§ **Direction**:
Find each line with "посчитавших" and copy it.

§ **Data excerpts**:
>> start

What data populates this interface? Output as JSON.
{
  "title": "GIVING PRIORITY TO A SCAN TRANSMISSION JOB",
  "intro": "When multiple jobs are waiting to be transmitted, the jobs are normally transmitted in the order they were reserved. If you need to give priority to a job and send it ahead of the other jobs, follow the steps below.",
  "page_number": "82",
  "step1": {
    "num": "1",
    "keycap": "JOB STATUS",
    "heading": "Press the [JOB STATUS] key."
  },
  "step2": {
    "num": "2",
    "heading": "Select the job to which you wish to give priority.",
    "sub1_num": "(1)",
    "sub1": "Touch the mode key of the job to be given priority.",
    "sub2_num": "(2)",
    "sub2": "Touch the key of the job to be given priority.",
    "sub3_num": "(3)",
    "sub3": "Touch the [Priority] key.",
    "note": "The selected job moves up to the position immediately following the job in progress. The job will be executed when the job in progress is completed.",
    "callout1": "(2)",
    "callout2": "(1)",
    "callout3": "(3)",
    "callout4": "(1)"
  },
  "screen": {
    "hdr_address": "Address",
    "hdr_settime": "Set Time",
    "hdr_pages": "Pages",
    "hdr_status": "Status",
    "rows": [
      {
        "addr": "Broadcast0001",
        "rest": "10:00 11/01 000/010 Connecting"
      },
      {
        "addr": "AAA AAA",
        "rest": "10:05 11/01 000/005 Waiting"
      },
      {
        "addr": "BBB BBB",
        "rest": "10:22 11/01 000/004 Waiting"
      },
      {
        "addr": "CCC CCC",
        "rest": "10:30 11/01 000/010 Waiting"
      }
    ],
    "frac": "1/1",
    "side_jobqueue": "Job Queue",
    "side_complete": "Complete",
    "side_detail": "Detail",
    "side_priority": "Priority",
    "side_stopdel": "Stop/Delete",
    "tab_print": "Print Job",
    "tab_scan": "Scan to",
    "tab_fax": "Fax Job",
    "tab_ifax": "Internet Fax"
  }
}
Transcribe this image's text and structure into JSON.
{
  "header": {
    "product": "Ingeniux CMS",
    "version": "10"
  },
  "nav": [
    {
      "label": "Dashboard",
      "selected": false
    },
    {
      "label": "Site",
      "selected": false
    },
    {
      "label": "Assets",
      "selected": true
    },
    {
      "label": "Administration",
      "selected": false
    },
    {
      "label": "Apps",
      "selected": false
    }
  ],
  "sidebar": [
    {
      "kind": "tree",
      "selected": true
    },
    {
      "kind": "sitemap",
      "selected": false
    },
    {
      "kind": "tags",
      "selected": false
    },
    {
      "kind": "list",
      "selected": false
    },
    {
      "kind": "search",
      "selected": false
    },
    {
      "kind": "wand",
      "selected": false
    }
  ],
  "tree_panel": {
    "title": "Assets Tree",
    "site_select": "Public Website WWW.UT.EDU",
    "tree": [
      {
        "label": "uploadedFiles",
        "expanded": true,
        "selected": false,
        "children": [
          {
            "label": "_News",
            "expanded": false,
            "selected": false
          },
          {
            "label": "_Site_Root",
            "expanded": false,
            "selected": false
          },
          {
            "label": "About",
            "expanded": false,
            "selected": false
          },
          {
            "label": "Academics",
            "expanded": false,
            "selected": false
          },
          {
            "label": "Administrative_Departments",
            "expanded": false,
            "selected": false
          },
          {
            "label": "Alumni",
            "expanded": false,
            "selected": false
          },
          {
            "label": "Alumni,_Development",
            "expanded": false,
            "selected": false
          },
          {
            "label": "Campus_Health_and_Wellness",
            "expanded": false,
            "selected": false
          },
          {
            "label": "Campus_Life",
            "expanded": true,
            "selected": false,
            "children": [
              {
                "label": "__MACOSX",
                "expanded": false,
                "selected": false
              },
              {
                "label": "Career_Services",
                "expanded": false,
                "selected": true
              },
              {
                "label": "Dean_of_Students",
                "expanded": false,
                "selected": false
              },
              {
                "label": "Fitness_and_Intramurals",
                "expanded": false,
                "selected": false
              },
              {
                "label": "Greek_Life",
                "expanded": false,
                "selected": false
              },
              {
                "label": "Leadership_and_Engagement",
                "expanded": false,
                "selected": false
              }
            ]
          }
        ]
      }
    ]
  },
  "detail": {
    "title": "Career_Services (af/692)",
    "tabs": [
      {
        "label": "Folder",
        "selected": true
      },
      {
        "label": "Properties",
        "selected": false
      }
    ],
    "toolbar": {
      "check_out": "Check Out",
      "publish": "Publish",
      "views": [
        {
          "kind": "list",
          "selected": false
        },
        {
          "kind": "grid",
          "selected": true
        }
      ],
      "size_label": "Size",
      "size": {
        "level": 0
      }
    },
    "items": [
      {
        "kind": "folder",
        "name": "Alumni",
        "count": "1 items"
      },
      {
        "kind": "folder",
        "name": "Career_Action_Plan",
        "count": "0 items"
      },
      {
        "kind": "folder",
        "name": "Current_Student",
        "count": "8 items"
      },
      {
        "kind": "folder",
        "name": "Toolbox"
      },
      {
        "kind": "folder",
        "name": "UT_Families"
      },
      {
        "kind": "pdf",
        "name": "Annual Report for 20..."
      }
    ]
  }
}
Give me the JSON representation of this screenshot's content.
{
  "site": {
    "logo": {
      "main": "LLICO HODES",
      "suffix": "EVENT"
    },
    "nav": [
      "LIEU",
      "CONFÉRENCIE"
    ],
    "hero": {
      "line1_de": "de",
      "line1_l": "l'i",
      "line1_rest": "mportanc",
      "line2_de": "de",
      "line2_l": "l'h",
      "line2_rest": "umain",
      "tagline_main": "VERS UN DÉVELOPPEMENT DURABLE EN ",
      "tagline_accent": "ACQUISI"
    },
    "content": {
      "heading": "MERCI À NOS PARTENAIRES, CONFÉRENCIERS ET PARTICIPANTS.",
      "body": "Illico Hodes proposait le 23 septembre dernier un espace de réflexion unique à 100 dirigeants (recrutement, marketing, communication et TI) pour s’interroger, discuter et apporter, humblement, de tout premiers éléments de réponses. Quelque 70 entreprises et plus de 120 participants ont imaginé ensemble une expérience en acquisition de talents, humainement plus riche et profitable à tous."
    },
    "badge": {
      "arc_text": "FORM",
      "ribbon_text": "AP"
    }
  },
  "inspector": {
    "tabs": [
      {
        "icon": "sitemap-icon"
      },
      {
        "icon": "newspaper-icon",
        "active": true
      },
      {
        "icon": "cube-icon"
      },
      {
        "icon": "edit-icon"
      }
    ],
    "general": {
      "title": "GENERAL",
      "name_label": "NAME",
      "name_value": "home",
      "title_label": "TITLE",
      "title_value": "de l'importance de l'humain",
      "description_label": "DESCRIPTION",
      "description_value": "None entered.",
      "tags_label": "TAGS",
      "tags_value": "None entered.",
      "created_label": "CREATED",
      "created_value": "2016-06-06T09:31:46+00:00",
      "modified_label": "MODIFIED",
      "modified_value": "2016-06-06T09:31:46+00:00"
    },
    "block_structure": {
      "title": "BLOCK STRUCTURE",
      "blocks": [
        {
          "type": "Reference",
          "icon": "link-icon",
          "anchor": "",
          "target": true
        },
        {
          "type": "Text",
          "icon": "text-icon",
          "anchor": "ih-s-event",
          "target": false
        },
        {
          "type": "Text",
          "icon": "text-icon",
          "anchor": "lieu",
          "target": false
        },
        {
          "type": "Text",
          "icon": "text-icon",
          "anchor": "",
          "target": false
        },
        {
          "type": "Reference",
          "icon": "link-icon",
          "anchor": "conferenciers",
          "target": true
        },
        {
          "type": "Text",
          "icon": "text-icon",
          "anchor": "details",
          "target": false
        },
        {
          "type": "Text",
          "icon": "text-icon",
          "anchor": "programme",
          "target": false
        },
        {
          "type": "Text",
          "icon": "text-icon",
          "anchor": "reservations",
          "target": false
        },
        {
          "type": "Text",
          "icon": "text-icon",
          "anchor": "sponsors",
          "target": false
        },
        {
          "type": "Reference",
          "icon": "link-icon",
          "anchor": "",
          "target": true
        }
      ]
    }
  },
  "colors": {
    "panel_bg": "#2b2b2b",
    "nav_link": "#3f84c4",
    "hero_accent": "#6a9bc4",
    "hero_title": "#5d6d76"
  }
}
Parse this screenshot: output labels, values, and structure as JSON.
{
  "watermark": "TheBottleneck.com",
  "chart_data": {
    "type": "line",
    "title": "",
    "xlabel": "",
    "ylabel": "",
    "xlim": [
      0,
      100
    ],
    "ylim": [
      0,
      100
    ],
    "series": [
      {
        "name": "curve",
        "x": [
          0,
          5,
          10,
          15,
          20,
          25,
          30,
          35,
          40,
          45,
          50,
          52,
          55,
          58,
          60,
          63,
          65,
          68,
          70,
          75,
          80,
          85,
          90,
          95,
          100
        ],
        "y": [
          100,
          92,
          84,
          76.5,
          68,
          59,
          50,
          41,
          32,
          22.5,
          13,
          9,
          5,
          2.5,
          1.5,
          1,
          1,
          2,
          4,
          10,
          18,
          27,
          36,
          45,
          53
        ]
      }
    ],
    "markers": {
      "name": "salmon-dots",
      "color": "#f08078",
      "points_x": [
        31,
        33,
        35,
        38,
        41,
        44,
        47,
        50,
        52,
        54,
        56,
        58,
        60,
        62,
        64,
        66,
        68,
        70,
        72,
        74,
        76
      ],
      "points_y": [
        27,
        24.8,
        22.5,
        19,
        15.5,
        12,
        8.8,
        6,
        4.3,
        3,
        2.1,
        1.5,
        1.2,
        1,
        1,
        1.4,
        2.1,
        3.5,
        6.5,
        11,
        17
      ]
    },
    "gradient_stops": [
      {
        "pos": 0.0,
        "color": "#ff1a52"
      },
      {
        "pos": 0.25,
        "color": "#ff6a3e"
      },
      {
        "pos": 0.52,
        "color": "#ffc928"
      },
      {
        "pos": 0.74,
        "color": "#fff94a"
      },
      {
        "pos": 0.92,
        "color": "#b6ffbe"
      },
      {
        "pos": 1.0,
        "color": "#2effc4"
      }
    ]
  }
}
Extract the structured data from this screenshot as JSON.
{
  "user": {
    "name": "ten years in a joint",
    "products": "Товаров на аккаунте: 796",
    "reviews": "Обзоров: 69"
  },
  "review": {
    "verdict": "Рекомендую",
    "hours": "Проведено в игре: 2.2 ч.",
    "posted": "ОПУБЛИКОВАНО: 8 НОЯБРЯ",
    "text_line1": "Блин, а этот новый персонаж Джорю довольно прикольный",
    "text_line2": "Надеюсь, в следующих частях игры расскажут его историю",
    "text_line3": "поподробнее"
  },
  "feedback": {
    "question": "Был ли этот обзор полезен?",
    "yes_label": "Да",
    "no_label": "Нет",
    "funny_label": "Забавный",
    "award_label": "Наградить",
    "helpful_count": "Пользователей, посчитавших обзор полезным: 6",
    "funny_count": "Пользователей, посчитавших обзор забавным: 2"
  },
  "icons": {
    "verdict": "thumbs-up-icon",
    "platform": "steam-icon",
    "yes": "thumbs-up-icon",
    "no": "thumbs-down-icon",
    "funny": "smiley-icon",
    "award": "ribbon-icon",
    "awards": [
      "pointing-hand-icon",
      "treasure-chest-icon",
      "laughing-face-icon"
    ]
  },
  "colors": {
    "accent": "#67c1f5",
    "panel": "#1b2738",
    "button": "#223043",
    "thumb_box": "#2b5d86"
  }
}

>> end

§ **Final result**:
    "helpful_count": "Пользователей, посчитавших обзор полезным: 6",
    "funny_count": "Пользователей, посчитавших обзор забавным: 2"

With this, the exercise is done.